● What this task involves
Copy out each line of the data that holds the word "class".

● Exercise material

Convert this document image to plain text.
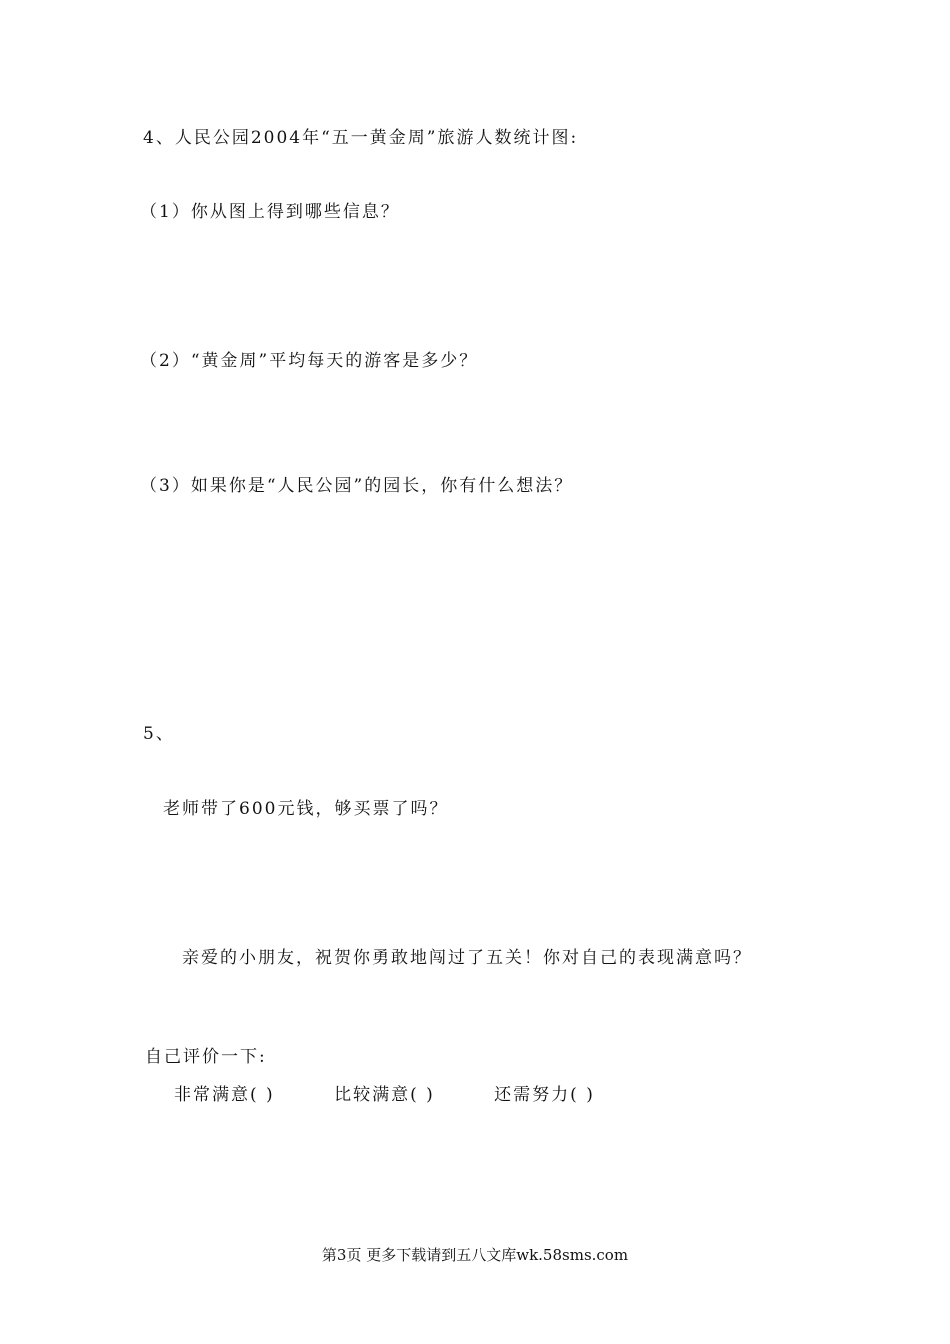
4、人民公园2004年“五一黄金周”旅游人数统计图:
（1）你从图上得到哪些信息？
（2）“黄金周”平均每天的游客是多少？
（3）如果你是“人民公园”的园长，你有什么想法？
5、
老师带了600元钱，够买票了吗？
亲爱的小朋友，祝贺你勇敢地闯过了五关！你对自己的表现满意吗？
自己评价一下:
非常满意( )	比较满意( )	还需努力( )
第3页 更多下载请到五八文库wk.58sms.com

* * *

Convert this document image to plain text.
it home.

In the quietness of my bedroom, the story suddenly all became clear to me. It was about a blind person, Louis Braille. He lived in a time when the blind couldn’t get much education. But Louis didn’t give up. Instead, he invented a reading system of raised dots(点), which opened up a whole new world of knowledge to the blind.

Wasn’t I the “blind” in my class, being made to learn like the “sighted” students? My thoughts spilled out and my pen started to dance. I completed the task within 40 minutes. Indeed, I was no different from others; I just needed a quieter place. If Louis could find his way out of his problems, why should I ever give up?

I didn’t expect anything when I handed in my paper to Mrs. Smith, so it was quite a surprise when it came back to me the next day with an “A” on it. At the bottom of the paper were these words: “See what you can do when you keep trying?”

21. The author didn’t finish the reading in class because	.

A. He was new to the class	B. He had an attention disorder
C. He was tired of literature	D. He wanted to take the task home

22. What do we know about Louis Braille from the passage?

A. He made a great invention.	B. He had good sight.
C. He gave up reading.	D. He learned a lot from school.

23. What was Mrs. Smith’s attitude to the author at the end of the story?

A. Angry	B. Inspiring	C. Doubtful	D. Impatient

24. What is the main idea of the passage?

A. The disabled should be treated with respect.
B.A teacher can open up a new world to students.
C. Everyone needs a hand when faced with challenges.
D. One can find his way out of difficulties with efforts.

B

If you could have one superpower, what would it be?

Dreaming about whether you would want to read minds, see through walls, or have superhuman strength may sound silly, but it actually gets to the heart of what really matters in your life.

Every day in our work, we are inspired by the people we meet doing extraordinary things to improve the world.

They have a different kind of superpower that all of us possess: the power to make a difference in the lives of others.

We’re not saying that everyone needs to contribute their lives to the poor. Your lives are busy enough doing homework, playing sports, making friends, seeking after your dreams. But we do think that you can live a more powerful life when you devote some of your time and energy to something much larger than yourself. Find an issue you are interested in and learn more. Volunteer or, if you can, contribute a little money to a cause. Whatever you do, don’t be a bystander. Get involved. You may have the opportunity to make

● Written response
Wasn’t I the “blind” in my class, being made to learn like the “sighted” students? My thoughts spilled out and my pen started to dance. I completed the task within 40 minutes. Indeed, I was no different from others; I just needed a quieter place. If Louis could find his way out of his problems, why should I ever give up?
21. The author didn’t finish the reading in class because	.
A. He was new to the class	B. He had an attention disorder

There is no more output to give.